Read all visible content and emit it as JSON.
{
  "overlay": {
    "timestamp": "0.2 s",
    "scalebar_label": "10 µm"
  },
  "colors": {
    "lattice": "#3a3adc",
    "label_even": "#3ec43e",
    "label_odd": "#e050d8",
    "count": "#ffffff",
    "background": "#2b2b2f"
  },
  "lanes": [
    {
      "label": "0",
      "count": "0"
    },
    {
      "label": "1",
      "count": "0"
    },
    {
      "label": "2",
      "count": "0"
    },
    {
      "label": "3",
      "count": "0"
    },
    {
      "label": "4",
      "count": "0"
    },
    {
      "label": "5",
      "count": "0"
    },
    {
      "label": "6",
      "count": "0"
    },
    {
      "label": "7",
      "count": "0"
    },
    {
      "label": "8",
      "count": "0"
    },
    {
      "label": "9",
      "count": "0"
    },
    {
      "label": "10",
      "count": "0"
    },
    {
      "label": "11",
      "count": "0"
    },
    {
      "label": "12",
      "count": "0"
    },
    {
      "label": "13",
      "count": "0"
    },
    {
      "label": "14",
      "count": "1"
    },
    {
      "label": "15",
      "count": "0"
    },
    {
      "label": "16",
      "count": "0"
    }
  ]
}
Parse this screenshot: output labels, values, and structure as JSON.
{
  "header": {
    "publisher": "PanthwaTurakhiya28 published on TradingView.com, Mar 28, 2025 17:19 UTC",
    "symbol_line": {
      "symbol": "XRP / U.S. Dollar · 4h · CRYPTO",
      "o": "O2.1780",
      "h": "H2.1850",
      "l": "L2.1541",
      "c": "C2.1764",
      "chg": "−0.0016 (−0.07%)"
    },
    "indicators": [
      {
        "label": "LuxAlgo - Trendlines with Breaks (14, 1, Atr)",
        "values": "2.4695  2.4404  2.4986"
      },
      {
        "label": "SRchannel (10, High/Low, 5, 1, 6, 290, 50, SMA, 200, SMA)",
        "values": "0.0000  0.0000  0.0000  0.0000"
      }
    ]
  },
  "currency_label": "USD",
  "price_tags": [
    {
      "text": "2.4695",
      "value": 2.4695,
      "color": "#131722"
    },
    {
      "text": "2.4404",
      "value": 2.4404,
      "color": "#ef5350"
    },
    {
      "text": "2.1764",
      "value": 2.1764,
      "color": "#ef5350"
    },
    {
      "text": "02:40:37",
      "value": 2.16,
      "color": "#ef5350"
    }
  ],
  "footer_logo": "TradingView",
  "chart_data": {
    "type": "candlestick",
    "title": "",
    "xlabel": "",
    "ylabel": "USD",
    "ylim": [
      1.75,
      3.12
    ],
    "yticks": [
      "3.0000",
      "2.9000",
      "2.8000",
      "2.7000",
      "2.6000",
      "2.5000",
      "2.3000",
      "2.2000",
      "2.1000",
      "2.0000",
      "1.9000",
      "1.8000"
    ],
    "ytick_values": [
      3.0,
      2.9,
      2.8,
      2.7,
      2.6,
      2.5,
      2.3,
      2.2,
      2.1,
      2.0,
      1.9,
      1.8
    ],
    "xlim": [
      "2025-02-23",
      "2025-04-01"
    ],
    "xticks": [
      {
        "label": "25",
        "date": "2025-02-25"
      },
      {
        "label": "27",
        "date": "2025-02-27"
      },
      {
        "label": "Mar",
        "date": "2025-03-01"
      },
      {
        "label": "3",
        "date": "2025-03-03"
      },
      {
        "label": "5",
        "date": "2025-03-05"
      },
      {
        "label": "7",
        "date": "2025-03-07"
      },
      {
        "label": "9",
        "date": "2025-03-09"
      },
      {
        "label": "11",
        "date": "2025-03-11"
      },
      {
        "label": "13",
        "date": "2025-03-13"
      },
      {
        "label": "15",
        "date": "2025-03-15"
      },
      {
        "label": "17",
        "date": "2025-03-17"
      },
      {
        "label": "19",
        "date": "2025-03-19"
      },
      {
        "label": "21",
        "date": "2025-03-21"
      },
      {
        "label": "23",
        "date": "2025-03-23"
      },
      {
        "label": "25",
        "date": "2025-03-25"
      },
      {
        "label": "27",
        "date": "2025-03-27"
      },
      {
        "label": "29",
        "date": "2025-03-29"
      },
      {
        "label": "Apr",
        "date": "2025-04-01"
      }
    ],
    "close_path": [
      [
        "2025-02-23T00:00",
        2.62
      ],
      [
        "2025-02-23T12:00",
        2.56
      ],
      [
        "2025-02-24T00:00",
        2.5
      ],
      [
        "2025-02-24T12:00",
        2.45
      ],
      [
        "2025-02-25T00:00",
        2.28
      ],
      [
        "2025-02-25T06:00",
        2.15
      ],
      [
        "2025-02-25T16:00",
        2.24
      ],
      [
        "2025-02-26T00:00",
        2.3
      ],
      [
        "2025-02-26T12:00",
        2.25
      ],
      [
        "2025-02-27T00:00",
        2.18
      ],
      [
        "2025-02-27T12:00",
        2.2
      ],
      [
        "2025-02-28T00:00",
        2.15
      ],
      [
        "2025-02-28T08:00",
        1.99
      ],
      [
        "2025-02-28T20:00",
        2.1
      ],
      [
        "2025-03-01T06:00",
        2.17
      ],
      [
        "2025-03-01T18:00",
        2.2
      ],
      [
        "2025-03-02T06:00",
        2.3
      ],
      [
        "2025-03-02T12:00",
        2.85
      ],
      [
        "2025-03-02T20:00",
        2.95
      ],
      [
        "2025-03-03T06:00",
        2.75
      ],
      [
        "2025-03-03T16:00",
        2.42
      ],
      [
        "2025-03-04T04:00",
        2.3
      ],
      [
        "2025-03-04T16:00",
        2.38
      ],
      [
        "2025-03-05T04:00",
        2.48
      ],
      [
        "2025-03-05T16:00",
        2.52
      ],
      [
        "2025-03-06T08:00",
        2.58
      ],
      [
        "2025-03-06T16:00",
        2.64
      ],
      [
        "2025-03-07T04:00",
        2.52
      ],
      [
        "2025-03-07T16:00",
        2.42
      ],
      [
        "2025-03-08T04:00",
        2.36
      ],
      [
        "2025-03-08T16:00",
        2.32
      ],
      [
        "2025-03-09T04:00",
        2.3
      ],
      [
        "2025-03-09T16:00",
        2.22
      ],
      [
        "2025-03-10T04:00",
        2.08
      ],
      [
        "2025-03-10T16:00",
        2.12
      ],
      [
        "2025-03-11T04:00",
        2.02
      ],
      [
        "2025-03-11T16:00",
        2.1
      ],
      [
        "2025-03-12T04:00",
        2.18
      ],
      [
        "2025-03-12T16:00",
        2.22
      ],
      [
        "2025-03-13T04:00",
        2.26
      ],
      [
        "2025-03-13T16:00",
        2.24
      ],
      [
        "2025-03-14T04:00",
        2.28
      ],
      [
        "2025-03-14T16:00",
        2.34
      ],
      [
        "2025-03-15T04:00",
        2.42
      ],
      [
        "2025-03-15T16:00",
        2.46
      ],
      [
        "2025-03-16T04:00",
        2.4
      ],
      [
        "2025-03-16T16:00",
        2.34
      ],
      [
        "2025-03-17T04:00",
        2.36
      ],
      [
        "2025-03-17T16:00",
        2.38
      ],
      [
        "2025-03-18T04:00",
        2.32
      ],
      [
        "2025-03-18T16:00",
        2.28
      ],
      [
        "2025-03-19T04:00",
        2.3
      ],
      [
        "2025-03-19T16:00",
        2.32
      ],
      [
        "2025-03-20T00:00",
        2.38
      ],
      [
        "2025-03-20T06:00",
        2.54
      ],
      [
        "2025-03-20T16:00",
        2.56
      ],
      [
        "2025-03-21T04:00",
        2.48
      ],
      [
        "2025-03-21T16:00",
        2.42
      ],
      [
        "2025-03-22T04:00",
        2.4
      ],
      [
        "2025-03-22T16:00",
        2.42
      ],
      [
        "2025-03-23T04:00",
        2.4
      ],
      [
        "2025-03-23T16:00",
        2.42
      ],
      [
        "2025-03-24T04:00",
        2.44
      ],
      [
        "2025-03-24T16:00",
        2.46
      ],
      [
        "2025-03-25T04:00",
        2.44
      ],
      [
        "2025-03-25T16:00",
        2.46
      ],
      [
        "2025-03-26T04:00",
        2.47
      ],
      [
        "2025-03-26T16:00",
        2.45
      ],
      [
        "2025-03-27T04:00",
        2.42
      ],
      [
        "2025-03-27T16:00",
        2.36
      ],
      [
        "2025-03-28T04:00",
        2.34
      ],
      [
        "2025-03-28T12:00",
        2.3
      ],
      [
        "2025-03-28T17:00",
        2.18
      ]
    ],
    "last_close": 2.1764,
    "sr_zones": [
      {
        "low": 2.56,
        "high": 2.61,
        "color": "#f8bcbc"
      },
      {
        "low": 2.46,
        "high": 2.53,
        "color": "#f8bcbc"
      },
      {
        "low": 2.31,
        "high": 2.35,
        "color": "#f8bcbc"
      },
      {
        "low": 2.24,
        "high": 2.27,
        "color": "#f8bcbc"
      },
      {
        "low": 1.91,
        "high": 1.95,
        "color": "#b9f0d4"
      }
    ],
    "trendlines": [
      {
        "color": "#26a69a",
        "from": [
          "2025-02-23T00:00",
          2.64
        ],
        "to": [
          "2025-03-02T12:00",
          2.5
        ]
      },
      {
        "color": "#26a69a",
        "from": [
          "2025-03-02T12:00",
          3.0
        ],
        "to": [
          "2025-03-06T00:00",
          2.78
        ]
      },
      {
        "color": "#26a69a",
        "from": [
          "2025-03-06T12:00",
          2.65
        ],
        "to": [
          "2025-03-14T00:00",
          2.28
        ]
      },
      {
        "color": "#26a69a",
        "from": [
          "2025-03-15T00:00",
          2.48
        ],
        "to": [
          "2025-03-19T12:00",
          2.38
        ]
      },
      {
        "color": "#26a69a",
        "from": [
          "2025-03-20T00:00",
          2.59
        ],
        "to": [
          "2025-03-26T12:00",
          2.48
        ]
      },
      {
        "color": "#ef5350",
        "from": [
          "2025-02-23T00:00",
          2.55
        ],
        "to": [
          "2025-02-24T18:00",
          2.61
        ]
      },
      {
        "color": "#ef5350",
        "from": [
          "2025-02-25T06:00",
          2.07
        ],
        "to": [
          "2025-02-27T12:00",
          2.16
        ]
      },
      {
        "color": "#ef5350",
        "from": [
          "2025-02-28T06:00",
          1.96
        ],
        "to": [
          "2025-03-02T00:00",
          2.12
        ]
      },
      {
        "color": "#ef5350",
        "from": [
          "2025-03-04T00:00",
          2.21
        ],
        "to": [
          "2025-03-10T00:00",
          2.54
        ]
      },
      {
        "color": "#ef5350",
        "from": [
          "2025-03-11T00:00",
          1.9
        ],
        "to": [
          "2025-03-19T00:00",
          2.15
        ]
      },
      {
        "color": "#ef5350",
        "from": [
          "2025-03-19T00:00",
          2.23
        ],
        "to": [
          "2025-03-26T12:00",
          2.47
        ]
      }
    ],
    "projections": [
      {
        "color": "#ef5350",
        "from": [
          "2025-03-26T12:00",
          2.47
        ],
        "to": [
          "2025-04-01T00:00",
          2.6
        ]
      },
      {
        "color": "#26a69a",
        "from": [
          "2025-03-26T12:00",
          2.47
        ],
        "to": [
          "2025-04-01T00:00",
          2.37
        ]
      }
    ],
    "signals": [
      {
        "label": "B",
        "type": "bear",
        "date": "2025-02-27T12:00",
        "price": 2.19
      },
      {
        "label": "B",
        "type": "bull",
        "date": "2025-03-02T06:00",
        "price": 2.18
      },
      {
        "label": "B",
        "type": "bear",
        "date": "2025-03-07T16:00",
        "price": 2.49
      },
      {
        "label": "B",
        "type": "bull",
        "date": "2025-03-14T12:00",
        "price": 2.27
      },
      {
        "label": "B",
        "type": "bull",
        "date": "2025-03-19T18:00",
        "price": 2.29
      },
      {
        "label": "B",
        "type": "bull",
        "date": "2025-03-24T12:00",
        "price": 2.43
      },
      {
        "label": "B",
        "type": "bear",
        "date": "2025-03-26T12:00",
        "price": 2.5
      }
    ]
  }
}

• YOUR INSTRUCTIONS
Find the word "JSON" in the material, then list each line that holds it.

• REPLY
Read all visible content and emit it as JSON.
Parse this screenshot: output labels, values, and structure as JSON.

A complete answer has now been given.